(What is required):
Select every line below containing the word "geological".
------------------------------------------------
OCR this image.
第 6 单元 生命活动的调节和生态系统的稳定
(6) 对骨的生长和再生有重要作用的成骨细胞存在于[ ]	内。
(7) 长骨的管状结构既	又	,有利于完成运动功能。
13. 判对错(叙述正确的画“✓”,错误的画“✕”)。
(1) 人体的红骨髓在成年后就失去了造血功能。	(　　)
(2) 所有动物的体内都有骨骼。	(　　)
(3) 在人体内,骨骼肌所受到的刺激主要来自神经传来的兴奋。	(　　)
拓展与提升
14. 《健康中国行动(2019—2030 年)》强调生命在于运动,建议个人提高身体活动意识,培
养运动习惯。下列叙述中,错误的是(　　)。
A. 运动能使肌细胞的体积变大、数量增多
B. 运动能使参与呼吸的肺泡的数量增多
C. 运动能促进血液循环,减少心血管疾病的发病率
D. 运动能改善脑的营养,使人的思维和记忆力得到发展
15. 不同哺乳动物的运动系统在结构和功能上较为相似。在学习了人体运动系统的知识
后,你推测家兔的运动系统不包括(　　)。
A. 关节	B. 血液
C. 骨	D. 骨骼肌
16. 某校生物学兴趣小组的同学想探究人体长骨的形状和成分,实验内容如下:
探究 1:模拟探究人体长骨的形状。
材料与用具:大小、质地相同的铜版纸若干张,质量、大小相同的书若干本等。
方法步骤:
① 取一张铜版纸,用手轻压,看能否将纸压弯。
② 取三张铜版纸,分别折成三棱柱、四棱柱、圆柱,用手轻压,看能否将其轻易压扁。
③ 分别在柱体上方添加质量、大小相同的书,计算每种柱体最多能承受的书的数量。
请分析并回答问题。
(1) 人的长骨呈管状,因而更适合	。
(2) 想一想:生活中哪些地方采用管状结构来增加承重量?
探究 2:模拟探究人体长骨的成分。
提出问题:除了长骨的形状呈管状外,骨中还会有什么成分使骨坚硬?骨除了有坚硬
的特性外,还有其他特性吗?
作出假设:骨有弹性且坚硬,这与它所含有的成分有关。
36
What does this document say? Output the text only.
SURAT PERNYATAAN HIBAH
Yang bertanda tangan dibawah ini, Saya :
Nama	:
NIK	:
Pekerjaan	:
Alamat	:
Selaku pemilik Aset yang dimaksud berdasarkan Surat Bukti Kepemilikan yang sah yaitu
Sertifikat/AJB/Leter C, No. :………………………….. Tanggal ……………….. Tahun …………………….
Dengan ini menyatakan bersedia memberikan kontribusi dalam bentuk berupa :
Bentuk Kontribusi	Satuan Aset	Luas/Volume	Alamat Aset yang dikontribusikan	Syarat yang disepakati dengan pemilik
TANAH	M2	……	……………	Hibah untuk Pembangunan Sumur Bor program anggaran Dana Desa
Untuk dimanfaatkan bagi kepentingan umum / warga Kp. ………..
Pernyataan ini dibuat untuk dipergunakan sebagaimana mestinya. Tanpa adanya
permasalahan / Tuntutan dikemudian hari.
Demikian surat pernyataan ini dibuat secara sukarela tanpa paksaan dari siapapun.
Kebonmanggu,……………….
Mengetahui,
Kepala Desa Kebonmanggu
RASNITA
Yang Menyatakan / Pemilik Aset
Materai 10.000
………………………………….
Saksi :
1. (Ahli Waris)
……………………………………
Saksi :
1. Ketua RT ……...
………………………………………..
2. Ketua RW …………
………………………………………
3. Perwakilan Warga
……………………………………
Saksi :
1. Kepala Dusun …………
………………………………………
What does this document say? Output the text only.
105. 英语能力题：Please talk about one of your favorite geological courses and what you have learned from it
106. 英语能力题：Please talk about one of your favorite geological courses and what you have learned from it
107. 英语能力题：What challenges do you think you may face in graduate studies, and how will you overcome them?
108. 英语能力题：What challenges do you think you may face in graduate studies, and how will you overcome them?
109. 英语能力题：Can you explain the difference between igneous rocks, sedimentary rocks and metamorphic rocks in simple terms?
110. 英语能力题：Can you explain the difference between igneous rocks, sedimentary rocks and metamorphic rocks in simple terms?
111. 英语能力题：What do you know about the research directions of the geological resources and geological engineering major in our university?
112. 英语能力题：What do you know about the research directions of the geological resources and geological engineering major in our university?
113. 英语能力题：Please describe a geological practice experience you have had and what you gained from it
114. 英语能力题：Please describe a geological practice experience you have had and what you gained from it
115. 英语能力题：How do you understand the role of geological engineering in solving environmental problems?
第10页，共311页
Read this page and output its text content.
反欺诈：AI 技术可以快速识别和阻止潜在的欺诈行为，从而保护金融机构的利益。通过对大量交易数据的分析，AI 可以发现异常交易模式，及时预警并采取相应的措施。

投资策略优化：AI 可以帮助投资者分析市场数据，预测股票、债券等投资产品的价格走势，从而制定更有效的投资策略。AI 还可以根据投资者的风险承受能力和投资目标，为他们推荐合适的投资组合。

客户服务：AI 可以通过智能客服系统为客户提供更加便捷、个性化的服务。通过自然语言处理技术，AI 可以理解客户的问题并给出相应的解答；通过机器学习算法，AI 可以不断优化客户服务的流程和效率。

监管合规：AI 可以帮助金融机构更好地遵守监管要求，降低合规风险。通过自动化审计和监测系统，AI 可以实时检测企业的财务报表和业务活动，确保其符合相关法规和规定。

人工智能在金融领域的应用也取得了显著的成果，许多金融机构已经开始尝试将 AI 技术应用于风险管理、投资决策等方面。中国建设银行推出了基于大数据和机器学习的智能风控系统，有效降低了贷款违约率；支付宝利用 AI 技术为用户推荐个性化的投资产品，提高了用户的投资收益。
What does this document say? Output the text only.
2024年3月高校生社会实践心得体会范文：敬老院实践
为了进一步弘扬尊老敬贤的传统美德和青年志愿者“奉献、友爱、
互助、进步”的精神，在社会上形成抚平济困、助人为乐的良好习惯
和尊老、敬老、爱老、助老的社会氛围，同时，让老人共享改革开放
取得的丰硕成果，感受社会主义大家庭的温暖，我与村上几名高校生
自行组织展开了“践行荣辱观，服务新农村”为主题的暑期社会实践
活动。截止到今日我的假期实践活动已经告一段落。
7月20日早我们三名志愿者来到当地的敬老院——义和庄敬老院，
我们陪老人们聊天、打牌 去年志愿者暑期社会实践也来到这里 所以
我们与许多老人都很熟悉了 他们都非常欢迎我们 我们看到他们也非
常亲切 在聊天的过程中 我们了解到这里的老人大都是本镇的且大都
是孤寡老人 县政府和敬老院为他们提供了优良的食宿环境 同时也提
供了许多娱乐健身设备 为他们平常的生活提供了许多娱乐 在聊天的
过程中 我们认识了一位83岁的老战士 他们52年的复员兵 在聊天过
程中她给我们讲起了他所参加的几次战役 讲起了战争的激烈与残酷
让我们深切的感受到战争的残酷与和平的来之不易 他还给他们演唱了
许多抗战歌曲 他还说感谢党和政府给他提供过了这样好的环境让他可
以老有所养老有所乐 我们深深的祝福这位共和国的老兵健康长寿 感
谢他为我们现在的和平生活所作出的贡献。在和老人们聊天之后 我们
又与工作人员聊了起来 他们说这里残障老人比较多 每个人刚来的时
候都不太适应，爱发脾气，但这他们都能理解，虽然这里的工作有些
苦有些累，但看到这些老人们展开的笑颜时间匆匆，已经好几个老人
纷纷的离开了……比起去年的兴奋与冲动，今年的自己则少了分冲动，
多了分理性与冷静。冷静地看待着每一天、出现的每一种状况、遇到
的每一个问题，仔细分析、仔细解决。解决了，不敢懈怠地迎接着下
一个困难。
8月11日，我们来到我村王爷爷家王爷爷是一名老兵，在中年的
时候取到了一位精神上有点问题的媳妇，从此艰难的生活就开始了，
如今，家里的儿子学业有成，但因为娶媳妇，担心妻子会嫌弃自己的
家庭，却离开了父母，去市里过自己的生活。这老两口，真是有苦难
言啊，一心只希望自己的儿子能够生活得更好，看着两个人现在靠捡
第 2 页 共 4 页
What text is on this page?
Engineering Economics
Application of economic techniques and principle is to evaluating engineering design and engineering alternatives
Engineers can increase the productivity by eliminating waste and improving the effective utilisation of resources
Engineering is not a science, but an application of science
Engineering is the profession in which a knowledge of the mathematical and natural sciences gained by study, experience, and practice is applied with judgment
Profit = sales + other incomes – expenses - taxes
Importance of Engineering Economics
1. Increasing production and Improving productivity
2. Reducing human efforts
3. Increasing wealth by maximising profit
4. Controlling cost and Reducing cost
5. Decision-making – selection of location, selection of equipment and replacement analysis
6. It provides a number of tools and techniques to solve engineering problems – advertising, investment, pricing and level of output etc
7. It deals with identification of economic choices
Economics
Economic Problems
------------------------------------------------
(In response):
105. 英语能力题：Please talk about one of your favorite geological courses and what you have learned from it
106. 英语能力题：Please talk about one of your favorite geological courses and what you have learned from it
111. 英语能力题：What do you know about the research directions of the geological resources and geological engineering major in our university?
112. 英语能力题：What do you know about the research directions of the geological resources and geological engineering major in our university?
113. 英语能力题：Please describe a geological practice experience you have had and what you gained from it
114. 英语能力题：Please describe a geological practice experience you have had and what you gained from it
115. 英语能力题：How do you understand the role of geological engineering in solving environmental problems?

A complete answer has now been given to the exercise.